• Material provided:
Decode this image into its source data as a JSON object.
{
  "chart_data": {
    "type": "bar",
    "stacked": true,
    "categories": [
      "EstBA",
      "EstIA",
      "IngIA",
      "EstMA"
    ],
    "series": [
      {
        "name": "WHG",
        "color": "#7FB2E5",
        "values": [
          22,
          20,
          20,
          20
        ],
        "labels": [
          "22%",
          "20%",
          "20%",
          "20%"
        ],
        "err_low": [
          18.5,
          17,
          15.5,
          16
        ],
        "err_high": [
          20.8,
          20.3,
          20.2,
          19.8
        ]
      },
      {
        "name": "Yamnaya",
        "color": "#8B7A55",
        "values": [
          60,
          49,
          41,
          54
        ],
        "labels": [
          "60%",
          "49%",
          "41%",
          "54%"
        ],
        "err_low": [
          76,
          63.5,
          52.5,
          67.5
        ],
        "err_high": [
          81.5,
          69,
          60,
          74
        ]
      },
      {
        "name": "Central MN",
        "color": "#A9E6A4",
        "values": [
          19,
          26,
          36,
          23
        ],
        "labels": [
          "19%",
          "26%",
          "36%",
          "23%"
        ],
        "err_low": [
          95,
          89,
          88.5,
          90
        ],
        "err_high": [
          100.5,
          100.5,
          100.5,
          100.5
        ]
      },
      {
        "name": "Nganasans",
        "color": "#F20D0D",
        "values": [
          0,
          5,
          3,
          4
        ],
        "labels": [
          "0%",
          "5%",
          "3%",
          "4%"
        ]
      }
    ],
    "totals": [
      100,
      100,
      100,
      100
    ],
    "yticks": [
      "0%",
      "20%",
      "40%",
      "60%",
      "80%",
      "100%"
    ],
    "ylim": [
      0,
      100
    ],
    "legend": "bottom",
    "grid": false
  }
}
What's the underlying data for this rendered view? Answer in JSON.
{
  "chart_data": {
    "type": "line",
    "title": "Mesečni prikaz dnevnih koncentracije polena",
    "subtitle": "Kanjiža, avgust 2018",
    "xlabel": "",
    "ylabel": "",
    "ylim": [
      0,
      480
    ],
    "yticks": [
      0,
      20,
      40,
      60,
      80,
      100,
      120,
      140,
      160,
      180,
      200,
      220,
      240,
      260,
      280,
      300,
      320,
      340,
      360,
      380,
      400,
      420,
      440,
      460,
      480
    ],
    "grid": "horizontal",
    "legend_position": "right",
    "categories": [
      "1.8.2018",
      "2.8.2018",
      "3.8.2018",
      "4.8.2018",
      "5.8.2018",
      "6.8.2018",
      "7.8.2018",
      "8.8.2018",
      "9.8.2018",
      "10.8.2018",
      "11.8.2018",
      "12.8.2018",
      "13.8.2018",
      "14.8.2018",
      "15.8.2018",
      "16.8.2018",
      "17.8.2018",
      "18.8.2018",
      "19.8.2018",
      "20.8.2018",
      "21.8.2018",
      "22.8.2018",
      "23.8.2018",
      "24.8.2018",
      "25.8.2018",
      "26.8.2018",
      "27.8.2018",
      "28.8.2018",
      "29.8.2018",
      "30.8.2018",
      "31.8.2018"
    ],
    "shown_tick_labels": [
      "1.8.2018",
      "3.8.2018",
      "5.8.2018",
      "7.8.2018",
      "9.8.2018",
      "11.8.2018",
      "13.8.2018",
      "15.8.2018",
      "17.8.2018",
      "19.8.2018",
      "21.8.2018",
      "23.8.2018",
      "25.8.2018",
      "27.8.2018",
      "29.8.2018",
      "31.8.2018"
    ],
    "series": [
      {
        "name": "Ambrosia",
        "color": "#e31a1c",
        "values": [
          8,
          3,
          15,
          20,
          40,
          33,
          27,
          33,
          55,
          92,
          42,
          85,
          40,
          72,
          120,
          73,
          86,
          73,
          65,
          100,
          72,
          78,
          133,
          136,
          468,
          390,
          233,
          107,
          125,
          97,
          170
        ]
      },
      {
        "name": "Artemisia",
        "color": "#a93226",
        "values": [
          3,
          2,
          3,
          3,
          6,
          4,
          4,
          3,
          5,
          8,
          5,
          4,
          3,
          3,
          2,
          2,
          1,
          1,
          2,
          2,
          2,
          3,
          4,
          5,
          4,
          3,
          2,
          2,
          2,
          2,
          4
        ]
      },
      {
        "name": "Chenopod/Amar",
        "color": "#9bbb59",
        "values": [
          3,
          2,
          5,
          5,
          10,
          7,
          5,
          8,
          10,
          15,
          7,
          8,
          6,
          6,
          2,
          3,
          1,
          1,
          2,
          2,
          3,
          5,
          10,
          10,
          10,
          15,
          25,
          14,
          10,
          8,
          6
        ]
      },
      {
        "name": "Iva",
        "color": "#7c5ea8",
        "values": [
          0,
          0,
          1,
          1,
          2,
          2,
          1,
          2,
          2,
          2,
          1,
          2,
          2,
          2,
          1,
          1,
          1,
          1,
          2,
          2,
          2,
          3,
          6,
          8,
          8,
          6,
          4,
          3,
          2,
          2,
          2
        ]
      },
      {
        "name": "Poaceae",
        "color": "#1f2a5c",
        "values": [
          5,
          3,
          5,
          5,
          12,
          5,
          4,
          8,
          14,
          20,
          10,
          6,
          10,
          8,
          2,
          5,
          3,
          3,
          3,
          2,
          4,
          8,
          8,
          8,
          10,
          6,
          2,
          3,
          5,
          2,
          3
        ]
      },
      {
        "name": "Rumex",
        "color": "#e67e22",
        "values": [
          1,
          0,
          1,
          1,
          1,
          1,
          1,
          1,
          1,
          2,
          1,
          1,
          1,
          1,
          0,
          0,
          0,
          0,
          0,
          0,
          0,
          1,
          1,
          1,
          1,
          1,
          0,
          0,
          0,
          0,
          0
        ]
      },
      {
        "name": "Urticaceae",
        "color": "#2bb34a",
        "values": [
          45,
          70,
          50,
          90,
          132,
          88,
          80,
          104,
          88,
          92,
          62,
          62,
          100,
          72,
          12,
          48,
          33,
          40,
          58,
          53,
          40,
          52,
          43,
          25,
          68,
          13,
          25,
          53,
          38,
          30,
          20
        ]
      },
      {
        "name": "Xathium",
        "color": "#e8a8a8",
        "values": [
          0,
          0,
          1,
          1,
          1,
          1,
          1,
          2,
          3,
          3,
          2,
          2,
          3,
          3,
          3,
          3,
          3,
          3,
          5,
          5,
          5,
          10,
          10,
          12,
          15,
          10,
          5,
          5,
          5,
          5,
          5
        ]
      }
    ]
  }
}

• Problem description: Return all of the entries exactly as they were supplied.

• Result of the task:
Decode this image into its source data as a JSON object.
{
  "chart_data": {
    "type": "bar",
    "stacked": true,
    "categories": [
      "EstBA",
      "EstIA",
      "IngIA",
      "EstMA"
    ],
    "series": [
      {
        "name": "WHG",
        "color": "#7FB2E5",
        "values": [
          22,
          20,
          20,
          20
        ],
        "labels": [
          "22%",
          "20%",
          "20%",
          "20%"
        ],
        "err_low": [
          18.5,
          17,
          15.5,
          16
        ],
        "err_high": [
          20.8,
          20.3,
          20.2,
          19.8
        ]
      },
      {
        "name": "Yamnaya",
        "color": "#8B7A55",
        "values": [
          60,
          49,
          41,
          54
        ],
        "labels": [
          "60%",
          "49%",
          "41%",
          "54%"
        ],
        "err_low": [
          76,
          63.5,
          52.5,
          67.5
        ],
        "err_high": [
          81.5,
          69,
          60,
          74
        ]
      },
      {
        "name": "Central MN",
        "color": "#A9E6A4",
        "values": [
          19,
          26,
          36,
          23
        ],
        "labels": [
          "19%",
          "26%",
          "36%",
          "23%"
        ],
        "err_low": [
          95,
          89,
          88.5,
          90
        ],
        "err_high": [
          100.5,
          100.5,
          100.5,
          100.5
        ]
      },
      {
        "name": "Nganasans",
        "color": "#F20D0D",
        "values": [
          0,
          5,
          3,
          4
        ],
        "labels": [
          "0%",
          "5%",
          "3%",
          "4%"
        ]
      }
    ],
    "totals": [
      100,
      100,
      100,
      100
    ],
    "yticks": [
      "0%",
      "20%",
      "40%",
      "60%",
      "80%",
      "100%"
    ],
    "ylim": [
      0,
      100
    ],
    "legend": "bottom",
    "grid": false
  }
}
What's the underlying data for this rendered view? Answer in JSON.
{
  "chart_data": {
    "type": "line",
    "title": "Mesečni prikaz dnevnih koncentracije polena",
    "subtitle": "Kanjiža, avgust 2018",
    "xlabel": "",
    "ylabel": "",
    "ylim": [
      0,
      480
    ],
    "yticks": [
      0,
      20,
      40,
      60,
      80,
      100,
      120,
      140,
      160,
      180,
      200,
      220,
      240,
      260,
      280,
      300,
      320,
      340,
      360,
      380,
      400,
      420,
      440,
      460,
      480
    ],
    "grid": "horizontal",
    "legend_position": "right",
    "categories": [
      "1.8.2018",
      "2.8.2018",
      "3.8.2018",
      "4.8.2018",
      "5.8.2018",
      "6.8.2018",
      "7.8.2018",
      "8.8.2018",
      "9.8.2018",
      "10.8.2018",
      "11.8.2018",
      "12.8.2018",
      "13.8.2018",
      "14.8.2018",
      "15.8.2018",
      "16.8.2018",
      "17.8.2018",
      "18.8.2018",
      "19.8.2018",
      "20.8.2018",
      "21.8.2018",
      "22.8.2018",
      "23.8.2018",
      "24.8.2018",
      "25.8.2018",
      "26.8.2018",
      "27.8.2018",
      "28.8.2018",
      "29.8.2018",
      "30.8.2018",
      "31.8.2018"
    ],
    "shown_tick_labels": [
      "1.8.2018",
      "3.8.2018",
      "5.8.2018",
      "7.8.2018",
      "9.8.2018",
      "11.8.2018",
      "13.8.2018",
      "15.8.2018",
      "17.8.2018",
      "19.8.2018",
      "21.8.2018",
      "23.8.2018",
      "25.8.2018",
      "27.8.2018",
      "29.8.2018",
      "31.8.2018"
    ],
    "series": [
      {
        "name": "Ambrosia",
        "color": "#e31a1c",
        "values": [
          8,
          3,
          15,
          20,
          40,
          33,
          27,
          33,
          55,
          92,
          42,
          85,
          40,
          72,
          120,
          73,
          86,
          73,
          65,
          100,
          72,
          78,
          133,
          136,
          468,
          390,
          233,
          107,
          125,
          97,
          170
        ]
      },
      {
        "name": "Artemisia",
        "color": "#a93226",
        "values": [
          3,
          2,
          3,
          3,
          6,
          4,
          4,
          3,
          5,
          8,
          5,
          4,
          3,
          3,
          2,
          2,
          1,
          1,
          2,
          2,
          2,
          3,
          4,
          5,
          4,
          3,
          2,
          2,
          2,
          2,
          4
        ]
      },
      {
        "name": "Chenopod/Amar",
        "color": "#9bbb59",
        "values": [
          3,
          2,
          5,
          5,
          10,
          7,
          5,
          8,
          10,
          15,
          7,
          8,
          6,
          6,
          2,
          3,
          1,
          1,
          2,
          2,
          3,
          5,
          10,
          10,
          10,
          15,
          25,
          14,
          10,
          8,
          6
        ]
      },
      {
        "name": "Iva",
        "color": "#7c5ea8",
        "values": [
          0,
          0,
          1,
          1,
          2,
          2,
          1,
          2,
          2,
          2,
          1,
          2,
          2,
          2,
          1,
          1,
          1,
          1,
          2,
          2,
          2,
          3,
          6,
          8,
          8,
          6,
          4,
          3,
          2,
          2,
          2
        ]
      },
      {
        "name": "Poaceae",
        "color": "#1f2a5c",
        "values": [
          5,
          3,
          5,
          5,
          12,
          5,
          4,
          8,
          14,
          20,
          10,
          6,
          10,
          8,
          2,
          5,
          3,
          3,
          3,
          2,
          4,
          8,
          8,
          8,
          10,
          6,
          2,
          3,
          5,
          2,
          3
        ]
      },
      {
        "name": "Rumex",
        "color": "#e67e22",
        "values": [
          1,
          0,
          1,
          1,
          1,
          1,
          1,
          1,
          1,
          2,
          1,
          1,
          1,
          1,
          0,
          0,
          0,
          0,
          0,
          0,
          0,
          1,
          1,
          1,
          1,
          1,
          0,
          0,
          0,
          0,
          0
        ]
      },
      {
        "name": "Urticaceae",
        "color": "#2bb34a",
        "values": [
          45,
          70,
          50,
          90,
          132,
          88,
          80,
          104,
          88,
          92,
          62,
          62,
          100,
          72,
          12,
          48,
          33,
          40,
          58,
          53,
          40,
          52,
          43,
          25,
          68,
          13,
          25,
          53,
          38,
          30,
          20
        ]
      },
      {
        "name": "Xathium",
        "color": "#e8a8a8",
        "values": [
          0,
          0,
          1,
          1,
          1,
          1,
          1,
          2,
          3,
          3,
          2,
          2,
          3,
          3,
          3,
          3,
          3,
          3,
          5,
          5,
          5,
          10,
          10,
          12,
          15,
          10,
          5,
          5,
          5,
          5,
          5
        ]
      }
    ]
  }
}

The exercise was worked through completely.